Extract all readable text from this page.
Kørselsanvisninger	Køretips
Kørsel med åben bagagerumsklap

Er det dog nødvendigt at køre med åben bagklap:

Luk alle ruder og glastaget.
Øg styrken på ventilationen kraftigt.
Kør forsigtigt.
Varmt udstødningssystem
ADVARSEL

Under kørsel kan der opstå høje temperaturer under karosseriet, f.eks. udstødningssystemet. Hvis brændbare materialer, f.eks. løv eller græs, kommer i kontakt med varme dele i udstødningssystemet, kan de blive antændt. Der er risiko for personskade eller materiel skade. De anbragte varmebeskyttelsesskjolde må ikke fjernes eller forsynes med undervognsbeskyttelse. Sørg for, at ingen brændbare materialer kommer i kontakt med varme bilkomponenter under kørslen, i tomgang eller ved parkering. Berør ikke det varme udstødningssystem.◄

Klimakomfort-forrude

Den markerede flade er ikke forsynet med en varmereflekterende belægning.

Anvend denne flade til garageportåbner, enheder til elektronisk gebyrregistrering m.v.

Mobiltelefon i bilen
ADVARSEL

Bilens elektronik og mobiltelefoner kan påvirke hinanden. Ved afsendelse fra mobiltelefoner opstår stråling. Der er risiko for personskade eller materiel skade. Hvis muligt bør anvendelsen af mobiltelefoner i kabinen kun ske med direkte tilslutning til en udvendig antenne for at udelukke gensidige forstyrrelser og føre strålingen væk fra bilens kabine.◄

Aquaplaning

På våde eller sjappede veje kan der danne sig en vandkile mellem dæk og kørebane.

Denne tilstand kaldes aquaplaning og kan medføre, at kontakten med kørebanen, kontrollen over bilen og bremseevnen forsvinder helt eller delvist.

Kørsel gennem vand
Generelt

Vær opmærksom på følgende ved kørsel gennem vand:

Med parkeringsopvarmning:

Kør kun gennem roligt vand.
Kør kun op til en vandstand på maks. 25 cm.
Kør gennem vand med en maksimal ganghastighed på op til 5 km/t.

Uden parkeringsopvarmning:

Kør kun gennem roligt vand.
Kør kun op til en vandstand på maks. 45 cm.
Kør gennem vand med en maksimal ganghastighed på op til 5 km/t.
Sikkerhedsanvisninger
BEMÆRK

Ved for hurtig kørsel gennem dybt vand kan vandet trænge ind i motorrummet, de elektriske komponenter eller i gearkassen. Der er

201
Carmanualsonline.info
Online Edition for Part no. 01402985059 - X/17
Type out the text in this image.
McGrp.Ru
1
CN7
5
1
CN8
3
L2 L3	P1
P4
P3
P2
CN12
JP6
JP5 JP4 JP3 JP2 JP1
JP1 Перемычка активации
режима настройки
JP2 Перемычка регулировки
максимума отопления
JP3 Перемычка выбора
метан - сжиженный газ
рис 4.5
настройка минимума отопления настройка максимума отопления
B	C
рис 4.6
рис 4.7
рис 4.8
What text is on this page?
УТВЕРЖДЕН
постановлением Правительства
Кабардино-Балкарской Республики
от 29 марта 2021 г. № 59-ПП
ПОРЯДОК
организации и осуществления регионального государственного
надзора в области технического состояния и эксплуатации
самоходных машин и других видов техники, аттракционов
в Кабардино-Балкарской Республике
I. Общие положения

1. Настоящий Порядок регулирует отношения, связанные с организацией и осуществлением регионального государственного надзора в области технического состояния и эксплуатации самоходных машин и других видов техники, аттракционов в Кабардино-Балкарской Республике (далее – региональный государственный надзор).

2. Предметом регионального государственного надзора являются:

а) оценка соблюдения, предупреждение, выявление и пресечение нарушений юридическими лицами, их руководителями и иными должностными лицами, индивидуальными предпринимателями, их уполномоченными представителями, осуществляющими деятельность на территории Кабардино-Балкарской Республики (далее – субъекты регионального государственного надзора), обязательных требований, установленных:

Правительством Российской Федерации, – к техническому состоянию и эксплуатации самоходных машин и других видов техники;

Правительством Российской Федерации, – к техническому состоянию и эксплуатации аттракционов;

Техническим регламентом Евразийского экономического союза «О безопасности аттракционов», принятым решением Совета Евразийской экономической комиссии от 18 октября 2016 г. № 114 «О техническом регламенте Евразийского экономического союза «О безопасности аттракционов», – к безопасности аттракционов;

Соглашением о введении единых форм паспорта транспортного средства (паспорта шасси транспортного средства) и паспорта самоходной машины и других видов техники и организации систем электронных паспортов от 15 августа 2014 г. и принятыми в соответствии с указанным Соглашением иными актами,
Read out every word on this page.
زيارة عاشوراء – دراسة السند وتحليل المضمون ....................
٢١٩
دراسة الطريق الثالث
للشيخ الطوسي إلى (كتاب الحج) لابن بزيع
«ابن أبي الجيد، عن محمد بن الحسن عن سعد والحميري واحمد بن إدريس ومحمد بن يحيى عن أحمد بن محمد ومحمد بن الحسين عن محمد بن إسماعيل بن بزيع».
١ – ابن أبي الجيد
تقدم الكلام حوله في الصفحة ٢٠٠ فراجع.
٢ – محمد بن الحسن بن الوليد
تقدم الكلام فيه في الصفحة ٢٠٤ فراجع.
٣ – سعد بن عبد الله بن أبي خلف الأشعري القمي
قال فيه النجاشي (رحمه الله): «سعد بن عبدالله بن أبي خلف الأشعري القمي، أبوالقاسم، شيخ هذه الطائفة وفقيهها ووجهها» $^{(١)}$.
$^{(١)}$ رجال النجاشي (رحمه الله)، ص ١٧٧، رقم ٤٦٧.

===============

▸ **REQUIRED TASK**
Transcribe exactly the line containing "Read out every word on this page." and all remaining lines of the material, ending with the last one.

▸ **CORRECT OUTPUT**
Read out every word on this page.
زيارة عاشوراء – دراسة السند وتحليل المضمون ....................
٢١٩
دراسة الطريق الثالث
للشيخ الطوسي إلى (كتاب الحج) لابن بزيع
«ابن أبي الجيد، عن محمد بن الحسن عن سعد والحميري واحمد بن إدريس ومحمد بن يحيى عن أحمد بن محمد ومحمد بن الحسين عن محمد بن إسماعيل بن بزيع».
١ – ابن أبي الجيد
تقدم الكلام حوله في الصفحة ٢٠٠ فراجع.
٢ – محمد بن الحسن بن الوليد
تقدم الكلام فيه في الصفحة ٢٠٤ فراجع.
٣ – سعد بن عبد الله بن أبي خلف الأشعري القمي
قال فيه النجاشي (رحمه الله): «سعد بن عبدالله بن أبي خلف الأشعري القمي، أبوالقاسم، شيخ هذه الطائفة وفقيهها ووجهها» $^{(١)}$.
$^{(١)}$ رجال النجاشي (رحمه الله)، ص ١٧٧، رقم ٤٦٧.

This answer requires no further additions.